Dataset ▸

================

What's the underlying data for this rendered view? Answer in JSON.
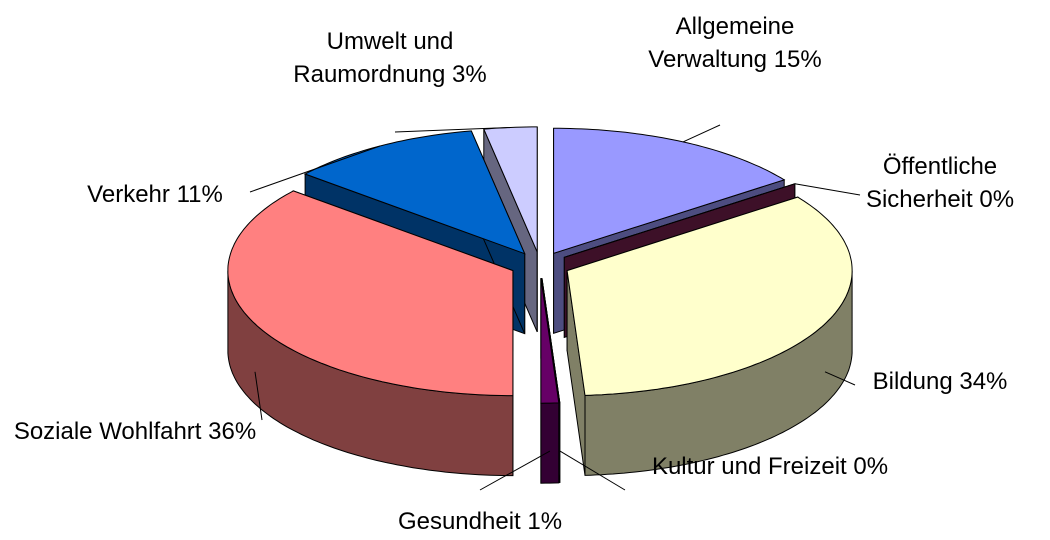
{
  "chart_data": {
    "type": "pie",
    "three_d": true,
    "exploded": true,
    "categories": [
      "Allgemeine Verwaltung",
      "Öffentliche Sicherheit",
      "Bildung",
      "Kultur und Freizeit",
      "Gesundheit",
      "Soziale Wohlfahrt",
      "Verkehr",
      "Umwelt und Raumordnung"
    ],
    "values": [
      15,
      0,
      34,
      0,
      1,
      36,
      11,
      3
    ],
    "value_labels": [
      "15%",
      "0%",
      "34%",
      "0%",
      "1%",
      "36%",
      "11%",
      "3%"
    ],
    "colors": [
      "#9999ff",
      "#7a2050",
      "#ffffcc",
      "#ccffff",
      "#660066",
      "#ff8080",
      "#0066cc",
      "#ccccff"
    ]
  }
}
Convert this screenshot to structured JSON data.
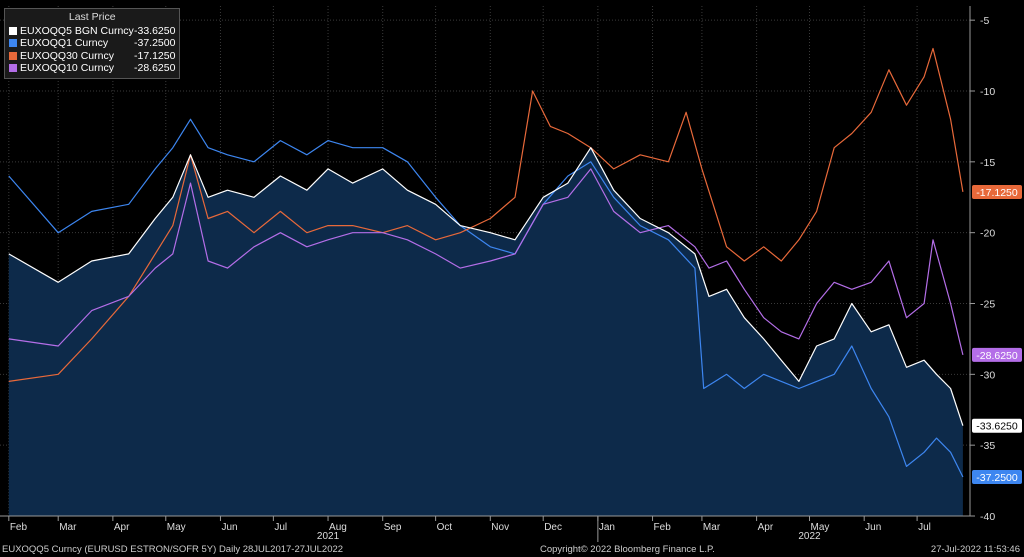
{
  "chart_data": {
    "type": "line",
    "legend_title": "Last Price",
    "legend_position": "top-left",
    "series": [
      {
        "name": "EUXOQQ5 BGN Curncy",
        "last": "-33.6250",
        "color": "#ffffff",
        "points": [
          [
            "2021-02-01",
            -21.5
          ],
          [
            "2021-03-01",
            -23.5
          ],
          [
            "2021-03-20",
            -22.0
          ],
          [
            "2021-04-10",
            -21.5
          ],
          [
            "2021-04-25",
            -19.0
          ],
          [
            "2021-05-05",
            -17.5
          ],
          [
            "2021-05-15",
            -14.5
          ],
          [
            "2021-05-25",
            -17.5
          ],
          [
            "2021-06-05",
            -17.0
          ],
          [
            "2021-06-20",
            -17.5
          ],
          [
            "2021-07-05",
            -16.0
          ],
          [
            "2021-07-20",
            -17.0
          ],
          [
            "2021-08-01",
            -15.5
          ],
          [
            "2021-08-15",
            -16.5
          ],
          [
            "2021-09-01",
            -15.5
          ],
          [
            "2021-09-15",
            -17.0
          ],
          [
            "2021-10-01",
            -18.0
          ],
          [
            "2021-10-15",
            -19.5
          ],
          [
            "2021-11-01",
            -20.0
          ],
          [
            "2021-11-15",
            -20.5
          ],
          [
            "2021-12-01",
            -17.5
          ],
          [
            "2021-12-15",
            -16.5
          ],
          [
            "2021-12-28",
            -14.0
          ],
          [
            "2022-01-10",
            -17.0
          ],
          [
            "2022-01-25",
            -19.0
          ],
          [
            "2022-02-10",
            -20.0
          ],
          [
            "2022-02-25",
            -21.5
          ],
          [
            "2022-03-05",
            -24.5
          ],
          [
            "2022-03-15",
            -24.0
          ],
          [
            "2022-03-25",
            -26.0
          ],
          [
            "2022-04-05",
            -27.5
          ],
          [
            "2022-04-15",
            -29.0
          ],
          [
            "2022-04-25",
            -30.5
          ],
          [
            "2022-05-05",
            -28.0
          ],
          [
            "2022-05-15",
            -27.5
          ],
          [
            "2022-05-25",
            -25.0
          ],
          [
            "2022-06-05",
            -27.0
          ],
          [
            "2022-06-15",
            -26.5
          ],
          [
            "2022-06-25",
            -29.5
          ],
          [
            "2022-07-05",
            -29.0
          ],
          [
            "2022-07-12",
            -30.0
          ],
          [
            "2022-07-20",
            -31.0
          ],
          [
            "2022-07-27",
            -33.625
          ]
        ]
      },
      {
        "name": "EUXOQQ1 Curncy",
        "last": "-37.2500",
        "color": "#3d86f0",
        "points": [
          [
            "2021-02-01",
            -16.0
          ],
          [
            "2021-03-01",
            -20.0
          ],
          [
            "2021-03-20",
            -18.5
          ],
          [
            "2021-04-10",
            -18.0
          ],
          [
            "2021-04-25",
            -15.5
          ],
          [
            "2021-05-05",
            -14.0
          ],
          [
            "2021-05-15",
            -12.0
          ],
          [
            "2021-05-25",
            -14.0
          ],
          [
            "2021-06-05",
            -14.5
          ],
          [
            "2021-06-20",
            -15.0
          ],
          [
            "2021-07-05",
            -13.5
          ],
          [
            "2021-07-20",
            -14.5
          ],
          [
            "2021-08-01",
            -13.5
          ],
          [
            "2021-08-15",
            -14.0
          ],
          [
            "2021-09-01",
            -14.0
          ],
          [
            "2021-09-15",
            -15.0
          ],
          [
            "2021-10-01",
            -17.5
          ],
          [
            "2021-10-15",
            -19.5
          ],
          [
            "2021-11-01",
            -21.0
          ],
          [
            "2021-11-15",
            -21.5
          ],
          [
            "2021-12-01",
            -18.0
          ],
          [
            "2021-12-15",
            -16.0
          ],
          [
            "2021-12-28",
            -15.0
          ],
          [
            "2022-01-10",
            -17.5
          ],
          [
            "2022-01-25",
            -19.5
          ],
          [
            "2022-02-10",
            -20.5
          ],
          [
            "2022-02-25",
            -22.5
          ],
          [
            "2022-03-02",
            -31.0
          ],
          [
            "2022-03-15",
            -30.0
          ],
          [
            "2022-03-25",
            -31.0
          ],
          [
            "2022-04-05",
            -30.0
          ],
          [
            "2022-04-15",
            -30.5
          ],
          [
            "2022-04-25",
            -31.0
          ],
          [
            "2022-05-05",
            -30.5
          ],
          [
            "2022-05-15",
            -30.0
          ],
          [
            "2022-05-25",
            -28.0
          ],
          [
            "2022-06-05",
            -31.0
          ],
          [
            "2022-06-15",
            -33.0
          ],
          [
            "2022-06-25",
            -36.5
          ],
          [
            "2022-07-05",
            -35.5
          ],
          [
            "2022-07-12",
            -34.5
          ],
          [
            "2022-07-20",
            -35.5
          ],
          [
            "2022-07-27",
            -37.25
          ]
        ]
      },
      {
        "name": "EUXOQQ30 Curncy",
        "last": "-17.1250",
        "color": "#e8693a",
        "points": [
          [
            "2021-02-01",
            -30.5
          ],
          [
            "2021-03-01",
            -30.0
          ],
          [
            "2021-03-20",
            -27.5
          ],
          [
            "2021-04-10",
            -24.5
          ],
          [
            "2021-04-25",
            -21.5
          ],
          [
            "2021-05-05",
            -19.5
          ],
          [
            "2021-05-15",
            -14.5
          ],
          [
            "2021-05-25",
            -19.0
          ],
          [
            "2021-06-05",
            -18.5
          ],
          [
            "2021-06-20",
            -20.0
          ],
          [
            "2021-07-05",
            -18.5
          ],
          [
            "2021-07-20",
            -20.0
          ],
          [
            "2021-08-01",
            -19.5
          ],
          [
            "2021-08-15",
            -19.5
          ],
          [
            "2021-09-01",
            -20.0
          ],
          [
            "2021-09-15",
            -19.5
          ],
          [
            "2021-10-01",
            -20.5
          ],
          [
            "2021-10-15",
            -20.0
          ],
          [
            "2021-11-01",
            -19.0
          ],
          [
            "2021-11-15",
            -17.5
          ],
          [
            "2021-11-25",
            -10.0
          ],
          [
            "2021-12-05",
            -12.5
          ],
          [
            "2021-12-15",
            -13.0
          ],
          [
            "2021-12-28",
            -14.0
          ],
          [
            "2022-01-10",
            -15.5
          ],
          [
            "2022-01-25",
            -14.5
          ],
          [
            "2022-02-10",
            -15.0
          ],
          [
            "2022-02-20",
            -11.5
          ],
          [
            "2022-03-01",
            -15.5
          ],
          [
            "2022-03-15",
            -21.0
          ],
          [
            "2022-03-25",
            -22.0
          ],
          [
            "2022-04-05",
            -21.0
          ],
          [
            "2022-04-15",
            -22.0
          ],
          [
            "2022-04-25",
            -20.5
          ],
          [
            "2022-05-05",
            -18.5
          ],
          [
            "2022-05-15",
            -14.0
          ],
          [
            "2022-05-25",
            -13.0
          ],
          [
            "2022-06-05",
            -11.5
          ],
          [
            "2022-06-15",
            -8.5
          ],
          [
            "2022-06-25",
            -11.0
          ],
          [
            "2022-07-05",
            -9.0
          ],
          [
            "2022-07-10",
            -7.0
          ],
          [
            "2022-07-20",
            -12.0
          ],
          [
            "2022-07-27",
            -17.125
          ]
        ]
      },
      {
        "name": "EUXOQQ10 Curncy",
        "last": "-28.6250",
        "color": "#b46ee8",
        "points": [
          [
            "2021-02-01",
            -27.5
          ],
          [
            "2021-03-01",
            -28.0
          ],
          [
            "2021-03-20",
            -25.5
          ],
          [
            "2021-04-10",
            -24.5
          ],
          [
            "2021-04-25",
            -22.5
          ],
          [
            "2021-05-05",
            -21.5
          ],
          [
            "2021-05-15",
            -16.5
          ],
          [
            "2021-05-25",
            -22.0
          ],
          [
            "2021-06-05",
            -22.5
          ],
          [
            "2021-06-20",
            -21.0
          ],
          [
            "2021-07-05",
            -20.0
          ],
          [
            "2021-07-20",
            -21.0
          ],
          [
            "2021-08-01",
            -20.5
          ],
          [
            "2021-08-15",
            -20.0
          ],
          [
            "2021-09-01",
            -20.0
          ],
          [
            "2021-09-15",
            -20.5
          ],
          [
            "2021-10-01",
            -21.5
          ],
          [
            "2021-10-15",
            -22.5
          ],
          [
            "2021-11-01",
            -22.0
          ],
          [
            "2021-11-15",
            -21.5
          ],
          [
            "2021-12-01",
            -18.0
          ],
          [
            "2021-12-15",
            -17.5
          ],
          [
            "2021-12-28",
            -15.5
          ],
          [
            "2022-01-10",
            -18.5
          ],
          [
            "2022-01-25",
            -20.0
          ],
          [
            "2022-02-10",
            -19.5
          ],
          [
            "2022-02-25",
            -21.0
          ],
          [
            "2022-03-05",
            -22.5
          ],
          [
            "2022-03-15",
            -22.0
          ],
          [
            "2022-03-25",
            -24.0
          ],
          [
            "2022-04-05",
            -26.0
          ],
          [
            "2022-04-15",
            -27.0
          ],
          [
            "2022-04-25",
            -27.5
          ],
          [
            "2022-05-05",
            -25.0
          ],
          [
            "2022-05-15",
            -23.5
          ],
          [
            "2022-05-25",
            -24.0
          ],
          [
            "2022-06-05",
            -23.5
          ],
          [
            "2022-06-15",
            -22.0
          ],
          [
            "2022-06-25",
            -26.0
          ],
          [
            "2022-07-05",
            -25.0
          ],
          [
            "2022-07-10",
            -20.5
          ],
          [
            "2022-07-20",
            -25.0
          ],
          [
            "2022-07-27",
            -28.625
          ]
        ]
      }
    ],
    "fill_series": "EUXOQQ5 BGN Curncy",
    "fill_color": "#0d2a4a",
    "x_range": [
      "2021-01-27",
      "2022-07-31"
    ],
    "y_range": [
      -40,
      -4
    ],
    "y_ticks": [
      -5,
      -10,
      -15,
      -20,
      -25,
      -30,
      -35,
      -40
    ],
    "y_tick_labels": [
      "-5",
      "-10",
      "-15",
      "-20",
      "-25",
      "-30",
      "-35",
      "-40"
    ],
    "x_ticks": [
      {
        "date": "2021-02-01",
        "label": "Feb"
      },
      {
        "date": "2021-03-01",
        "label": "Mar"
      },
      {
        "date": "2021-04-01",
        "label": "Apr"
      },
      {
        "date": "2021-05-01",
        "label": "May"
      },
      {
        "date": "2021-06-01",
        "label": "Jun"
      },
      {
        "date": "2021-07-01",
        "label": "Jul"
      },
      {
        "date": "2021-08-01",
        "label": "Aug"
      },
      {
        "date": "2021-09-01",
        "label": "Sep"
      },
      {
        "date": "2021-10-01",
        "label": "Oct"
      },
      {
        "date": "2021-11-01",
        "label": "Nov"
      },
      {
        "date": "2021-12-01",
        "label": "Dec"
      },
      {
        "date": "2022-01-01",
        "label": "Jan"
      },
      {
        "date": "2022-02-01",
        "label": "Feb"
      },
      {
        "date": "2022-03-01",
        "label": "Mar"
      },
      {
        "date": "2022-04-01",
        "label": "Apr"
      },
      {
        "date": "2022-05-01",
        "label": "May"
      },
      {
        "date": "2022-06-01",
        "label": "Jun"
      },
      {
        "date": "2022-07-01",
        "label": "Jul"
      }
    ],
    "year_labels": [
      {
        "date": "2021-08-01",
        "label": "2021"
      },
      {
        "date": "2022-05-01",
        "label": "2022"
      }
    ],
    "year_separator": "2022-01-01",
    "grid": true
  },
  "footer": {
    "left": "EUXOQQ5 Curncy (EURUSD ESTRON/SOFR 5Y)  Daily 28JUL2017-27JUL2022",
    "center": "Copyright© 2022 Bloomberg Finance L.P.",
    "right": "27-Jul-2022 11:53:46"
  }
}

================

Exercise goal ▸ Look through the material and say how many lines hold "true". Give the number only.

Answer for this exercise ▸ 3